[START Recorded data]

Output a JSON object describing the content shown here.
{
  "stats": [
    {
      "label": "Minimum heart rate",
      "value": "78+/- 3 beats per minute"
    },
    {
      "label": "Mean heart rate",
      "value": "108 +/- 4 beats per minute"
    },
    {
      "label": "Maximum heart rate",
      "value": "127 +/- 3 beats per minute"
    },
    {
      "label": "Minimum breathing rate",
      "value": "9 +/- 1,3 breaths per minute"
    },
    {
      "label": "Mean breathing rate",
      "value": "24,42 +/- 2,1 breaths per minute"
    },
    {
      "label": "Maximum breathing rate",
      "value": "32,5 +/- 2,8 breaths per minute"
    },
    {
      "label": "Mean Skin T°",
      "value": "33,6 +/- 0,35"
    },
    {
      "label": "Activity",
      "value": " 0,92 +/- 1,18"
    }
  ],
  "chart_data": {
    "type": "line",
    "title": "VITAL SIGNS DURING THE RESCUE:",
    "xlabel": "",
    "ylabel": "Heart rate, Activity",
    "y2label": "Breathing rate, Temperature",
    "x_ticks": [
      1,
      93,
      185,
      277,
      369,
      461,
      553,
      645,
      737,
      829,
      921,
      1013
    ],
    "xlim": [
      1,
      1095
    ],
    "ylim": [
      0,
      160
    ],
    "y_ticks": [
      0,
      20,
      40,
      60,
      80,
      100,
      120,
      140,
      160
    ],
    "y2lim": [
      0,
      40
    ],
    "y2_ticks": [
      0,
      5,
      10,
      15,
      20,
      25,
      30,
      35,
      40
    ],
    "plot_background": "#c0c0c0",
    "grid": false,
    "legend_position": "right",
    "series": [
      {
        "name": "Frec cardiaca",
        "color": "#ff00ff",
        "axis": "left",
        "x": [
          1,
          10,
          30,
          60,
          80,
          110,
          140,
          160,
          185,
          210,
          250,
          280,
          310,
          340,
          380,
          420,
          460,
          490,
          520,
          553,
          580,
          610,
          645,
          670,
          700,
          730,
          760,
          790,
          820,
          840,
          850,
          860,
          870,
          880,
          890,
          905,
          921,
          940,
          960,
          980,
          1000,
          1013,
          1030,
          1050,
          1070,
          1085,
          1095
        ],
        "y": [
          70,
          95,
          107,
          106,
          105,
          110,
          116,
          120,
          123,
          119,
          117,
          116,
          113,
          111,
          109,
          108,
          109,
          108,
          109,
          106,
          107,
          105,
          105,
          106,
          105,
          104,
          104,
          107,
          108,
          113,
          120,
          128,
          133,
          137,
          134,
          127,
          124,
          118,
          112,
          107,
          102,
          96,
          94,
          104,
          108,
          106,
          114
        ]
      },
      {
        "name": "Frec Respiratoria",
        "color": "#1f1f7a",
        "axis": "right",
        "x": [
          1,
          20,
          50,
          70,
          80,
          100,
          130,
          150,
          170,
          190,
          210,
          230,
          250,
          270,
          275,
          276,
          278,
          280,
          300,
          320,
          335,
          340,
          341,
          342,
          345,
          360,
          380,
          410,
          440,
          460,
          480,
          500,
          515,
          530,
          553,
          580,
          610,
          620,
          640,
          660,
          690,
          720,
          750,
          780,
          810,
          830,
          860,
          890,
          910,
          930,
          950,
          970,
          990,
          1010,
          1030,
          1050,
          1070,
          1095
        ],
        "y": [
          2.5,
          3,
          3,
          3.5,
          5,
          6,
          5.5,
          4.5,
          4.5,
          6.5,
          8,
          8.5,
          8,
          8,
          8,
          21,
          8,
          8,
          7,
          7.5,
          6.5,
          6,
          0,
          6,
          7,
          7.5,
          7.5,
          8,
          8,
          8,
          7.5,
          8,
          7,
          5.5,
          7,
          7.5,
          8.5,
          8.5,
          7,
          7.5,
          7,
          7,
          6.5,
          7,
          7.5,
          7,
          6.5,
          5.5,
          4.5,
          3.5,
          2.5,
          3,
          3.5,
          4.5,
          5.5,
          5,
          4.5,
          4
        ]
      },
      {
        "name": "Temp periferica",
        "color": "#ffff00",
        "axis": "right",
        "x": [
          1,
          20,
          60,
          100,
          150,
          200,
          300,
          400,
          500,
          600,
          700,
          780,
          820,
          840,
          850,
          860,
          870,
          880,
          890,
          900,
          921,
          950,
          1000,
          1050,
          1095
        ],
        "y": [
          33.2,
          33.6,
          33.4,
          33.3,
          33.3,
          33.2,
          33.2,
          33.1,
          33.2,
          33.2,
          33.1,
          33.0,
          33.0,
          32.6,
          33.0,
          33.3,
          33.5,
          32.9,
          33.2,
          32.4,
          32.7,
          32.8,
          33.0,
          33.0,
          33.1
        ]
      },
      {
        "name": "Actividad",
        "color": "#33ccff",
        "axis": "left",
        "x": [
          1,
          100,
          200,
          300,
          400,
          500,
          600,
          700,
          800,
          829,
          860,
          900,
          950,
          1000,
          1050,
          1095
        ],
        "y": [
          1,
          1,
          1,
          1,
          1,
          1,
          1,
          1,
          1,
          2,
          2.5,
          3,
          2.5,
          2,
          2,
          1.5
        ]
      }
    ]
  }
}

[END Recorded data]

## Task brief
From the listing above, collect each line in which the string "rate" appears.

## Result below
      "label": "Minimum heart rate",
      "label": "Mean heart rate",
      "label": "Maximum heart rate",
      "label": "Minimum breathing rate",
      "label": "Mean breathing rate",
      "label": "Maximum breathing rate",
    "ylabel": "Heart rate, Activity",
    "y2label": "Breathing rate, Temperature",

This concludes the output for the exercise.